_Entries shown_:
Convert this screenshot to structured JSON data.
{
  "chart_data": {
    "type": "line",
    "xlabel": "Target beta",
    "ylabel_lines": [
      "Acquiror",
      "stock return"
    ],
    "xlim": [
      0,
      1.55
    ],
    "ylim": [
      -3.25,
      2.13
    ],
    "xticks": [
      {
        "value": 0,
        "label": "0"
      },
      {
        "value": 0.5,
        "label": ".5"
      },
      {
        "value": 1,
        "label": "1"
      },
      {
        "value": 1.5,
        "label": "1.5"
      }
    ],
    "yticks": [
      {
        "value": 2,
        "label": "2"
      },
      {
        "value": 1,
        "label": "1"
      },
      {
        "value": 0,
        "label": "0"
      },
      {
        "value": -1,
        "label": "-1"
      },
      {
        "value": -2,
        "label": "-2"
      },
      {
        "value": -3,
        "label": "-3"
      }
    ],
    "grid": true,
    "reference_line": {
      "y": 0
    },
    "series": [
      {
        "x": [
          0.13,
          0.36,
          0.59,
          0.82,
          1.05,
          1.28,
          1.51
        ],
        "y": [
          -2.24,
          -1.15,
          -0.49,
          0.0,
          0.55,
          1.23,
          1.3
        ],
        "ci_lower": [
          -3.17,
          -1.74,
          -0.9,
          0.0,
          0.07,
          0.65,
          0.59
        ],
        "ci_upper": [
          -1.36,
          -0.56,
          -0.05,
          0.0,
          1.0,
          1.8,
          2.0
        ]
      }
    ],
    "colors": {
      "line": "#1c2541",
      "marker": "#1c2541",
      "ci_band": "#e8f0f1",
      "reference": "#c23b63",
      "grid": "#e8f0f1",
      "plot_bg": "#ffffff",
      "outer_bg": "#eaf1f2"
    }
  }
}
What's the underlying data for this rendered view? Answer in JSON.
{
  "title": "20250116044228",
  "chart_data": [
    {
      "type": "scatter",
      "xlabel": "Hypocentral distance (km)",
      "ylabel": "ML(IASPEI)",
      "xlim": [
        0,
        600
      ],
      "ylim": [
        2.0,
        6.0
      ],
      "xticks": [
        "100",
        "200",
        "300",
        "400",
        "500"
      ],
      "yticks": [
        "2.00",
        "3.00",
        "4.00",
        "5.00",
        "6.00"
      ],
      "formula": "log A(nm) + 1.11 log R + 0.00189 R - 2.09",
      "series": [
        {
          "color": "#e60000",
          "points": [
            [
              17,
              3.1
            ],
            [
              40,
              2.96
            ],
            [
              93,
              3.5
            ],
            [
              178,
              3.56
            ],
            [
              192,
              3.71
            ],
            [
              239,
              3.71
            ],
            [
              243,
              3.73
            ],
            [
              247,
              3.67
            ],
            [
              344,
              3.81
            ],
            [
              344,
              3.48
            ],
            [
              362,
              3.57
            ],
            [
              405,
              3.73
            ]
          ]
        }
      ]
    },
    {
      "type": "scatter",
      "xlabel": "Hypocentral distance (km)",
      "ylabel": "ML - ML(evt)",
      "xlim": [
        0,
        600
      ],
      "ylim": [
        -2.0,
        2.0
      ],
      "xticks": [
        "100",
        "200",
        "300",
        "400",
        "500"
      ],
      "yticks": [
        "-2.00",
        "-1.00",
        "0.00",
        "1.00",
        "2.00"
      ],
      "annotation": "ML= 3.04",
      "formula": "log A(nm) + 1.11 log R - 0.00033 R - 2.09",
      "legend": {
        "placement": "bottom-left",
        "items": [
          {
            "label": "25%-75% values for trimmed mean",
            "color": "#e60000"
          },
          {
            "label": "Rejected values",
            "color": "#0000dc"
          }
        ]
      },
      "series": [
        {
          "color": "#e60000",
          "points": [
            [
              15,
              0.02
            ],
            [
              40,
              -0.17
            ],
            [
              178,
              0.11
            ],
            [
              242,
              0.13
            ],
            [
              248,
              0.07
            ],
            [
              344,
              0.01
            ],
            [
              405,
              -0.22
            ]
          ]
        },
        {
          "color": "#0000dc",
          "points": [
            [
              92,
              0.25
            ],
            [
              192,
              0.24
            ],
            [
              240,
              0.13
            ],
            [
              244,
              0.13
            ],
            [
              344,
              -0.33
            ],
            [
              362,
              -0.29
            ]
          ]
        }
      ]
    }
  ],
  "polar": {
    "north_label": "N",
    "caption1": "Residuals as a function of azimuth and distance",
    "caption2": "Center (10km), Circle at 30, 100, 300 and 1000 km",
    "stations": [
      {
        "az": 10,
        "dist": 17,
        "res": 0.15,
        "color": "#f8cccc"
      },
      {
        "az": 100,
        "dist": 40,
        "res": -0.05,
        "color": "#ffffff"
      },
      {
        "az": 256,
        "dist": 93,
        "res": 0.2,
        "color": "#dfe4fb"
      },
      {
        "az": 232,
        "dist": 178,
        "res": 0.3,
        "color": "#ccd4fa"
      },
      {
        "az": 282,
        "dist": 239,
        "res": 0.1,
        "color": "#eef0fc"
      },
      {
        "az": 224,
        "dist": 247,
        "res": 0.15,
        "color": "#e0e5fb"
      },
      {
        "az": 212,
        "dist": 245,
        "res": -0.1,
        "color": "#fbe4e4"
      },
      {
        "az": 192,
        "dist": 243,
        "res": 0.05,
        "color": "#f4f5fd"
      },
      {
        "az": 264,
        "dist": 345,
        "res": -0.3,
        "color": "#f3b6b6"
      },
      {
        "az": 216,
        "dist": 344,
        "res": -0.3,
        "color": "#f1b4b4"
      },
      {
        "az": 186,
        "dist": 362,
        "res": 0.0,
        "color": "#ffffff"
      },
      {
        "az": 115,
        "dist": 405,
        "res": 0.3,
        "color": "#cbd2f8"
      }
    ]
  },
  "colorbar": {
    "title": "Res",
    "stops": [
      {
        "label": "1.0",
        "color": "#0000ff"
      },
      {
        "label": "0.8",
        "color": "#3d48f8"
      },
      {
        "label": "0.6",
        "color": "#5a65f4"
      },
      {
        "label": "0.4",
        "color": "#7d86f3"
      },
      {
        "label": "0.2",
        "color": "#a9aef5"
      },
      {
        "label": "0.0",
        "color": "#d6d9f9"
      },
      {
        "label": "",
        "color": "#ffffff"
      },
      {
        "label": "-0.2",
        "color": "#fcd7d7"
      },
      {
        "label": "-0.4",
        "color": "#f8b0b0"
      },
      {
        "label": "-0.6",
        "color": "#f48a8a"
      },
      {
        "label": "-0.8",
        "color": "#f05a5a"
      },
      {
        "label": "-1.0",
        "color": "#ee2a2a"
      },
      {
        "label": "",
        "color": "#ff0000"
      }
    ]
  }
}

_The request_:
Print the material verbatim, all of it.

_Result of the exercise_:
Convert this screenshot to structured JSON data.
{
  "chart_data": {
    "type": "line",
    "xlabel": "Target beta",
    "ylabel_lines": [
      "Acquiror",
      "stock return"
    ],
    "xlim": [
      0,
      1.55
    ],
    "ylim": [
      -3.25,
      2.13
    ],
    "xticks": [
      {
        "value": 0,
        "label": "0"
      },
      {
        "value": 0.5,
        "label": ".5"
      },
      {
        "value": 1,
        "label": "1"
      },
      {
        "value": 1.5,
        "label": "1.5"
      }
    ],
    "yticks": [
      {
        "value": 2,
        "label": "2"
      },
      {
        "value": 1,
        "label": "1"
      },
      {
        "value": 0,
        "label": "0"
      },
      {
        "value": -1,
        "label": "-1"
      },
      {
        "value": -2,
        "label": "-2"
      },
      {
        "value": -3,
        "label": "-3"
      }
    ],
    "grid": true,
    "reference_line": {
      "y": 0
    },
    "series": [
      {
        "x": [
          0.13,
          0.36,
          0.59,
          0.82,
          1.05,
          1.28,
          1.51
        ],
        "y": [
          -2.24,
          -1.15,
          -0.49,
          0.0,
          0.55,
          1.23,
          1.3
        ],
        "ci_lower": [
          -3.17,
          -1.74,
          -0.9,
          0.0,
          0.07,
          0.65,
          0.59
        ],
        "ci_upper": [
          -1.36,
          -0.56,
          -0.05,
          0.0,
          1.0,
          1.8,
          2.0
        ]
      }
    ],
    "colors": {
      "line": "#1c2541",
      "marker": "#1c2541",
      "ci_band": "#e8f0f1",
      "reference": "#c23b63",
      "grid": "#e8f0f1",
      "plot_bg": "#ffffff",
      "outer_bg": "#eaf1f2"
    }
  }
}
What's the underlying data for this rendered view? Answer in JSON.
{
  "title": "20250116044228",
  "chart_data": [
    {
      "type": "scatter",
      "xlabel": "Hypocentral distance (km)",
      "ylabel": "ML(IASPEI)",
      "xlim": [
        0,
        600
      ],
      "ylim": [
        2.0,
        6.0
      ],
      "xticks": [
        "100",
        "200",
        "300",
        "400",
        "500"
      ],
      "yticks": [
        "2.00",
        "3.00",
        "4.00",
        "5.00",
        "6.00"
      ],
      "formula": "log A(nm) + 1.11 log R + 0.00189 R - 2.09",
      "series": [
        {
          "color": "#e60000",
          "points": [
            [
              17,
              3.1
            ],
            [
              40,
              2.96
            ],
            [
              93,
              3.5
            ],
            [
              178,
              3.56
            ],
            [
              192,
              3.71
            ],
            [
              239,
              3.71
            ],
            [
              243,
              3.73
            ],
            [
              247,
              3.67
            ],
            [
              344,
              3.81
            ],
            [
              344,
              3.48
            ],
            [
              362,
              3.57
            ],
            [
              405,
              3.73
            ]
          ]
        }
      ]
    },
    {
      "type": "scatter",
      "xlabel": "Hypocentral distance (km)",
      "ylabel": "ML - ML(evt)",
      "xlim": [
        0,
        600
      ],
      "ylim": [
        -2.0,
        2.0
      ],
      "xticks": [
        "100",
        "200",
        "300",
        "400",
        "500"
      ],
      "yticks": [
        "-2.00",
        "-1.00",
        "0.00",
        "1.00",
        "2.00"
      ],
      "annotation": "ML= 3.04",
      "formula": "log A(nm) + 1.11 log R - 0.00033 R - 2.09",
      "legend": {
        "placement": "bottom-left",
        "items": [
          {
            "label": "25%-75% values for trimmed mean",
            "color": "#e60000"
          },
          {
            "label": "Rejected values",
            "color": "#0000dc"
          }
        ]
      },
      "series": [
        {
          "color": "#e60000",
          "points": [
            [
              15,
              0.02
            ],
            [
              40,
              -0.17
            ],
            [
              178,
              0.11
            ],
            [
              242,
              0.13
            ],
            [
              248,
              0.07
            ],
            [
              344,
              0.01
            ],
            [
              405,
              -0.22
            ]
          ]
        },
        {
          "color": "#0000dc",
          "points": [
            [
              92,
              0.25
            ],
            [
              192,
              0.24
            ],
            [
              240,
              0.13
            ],
            [
              244,
              0.13
            ],
            [
              344,
              -0.33
            ],
            [
              362,
              -0.29
            ]
          ]
        }
      ]
    }
  ],
  "polar": {
    "north_label": "N",
    "caption1": "Residuals as a function of azimuth and distance",
    "caption2": "Center (10km), Circle at 30, 100, 300 and 1000 km",
    "stations": [
      {
        "az": 10,
        "dist": 17,
        "res": 0.15,
        "color": "#f8cccc"
      },
      {
        "az": 100,
        "dist": 40,
        "res": -0.05,
        "color": "#ffffff"
      },
      {
        "az": 256,
        "dist": 93,
        "res": 0.2,
        "color": "#dfe4fb"
      },
      {
        "az": 232,
        "dist": 178,
        "res": 0.3,
        "color": "#ccd4fa"
      },
      {
        "az": 282,
        "dist": 239,
        "res": 0.1,
        "color": "#eef0fc"
      },
      {
        "az": 224,
        "dist": 247,
        "res": 0.15,
        "color": "#e0e5fb"
      },
      {
        "az": 212,
        "dist": 245,
        "res": -0.1,
        "color": "#fbe4e4"
      },
      {
        "az": 192,
        "dist": 243,
        "res": 0.05,
        "color": "#f4f5fd"
      },
      {
        "az": 264,
        "dist": 345,
        "res": -0.3,
        "color": "#f3b6b6"
      },
      {
        "az": 216,
        "dist": 344,
        "res": -0.3,
        "color": "#f1b4b4"
      },
      {
        "az": 186,
        "dist": 362,
        "res": 0.0,
        "color": "#ffffff"
      },
      {
        "az": 115,
        "dist": 405,
        "res": 0.3,
        "color": "#cbd2f8"
      }
    ]
  },
  "colorbar": {
    "title": "Res",
    "stops": [
      {
        "label": "1.0",
        "color": "#0000ff"
      },
      {
        "label": "0.8",
        "color": "#3d48f8"
      },
      {
        "label": "0.6",
        "color": "#5a65f4"
      },
      {
        "label": "0.4",
        "color": "#7d86f3"
      },
      {
        "label": "0.2",
        "color": "#a9aef5"
      },
      {
        "label": "0.0",
        "color": "#d6d9f9"
      },
      {
        "label": "",
        "color": "#ffffff"
      },
      {
        "label": "-0.2",
        "color": "#fcd7d7"
      },
      {
        "label": "-0.4",
        "color": "#f8b0b0"
      },
      {
        "label": "-0.6",
        "color": "#f48a8a"
      },
      {
        "label": "-0.8",
        "color": "#f05a5a"
      },
      {
        "label": "-1.0",
        "color": "#ee2a2a"
      },
      {
        "label": "",
        "color": "#ff0000"
      }
    ]
  }
}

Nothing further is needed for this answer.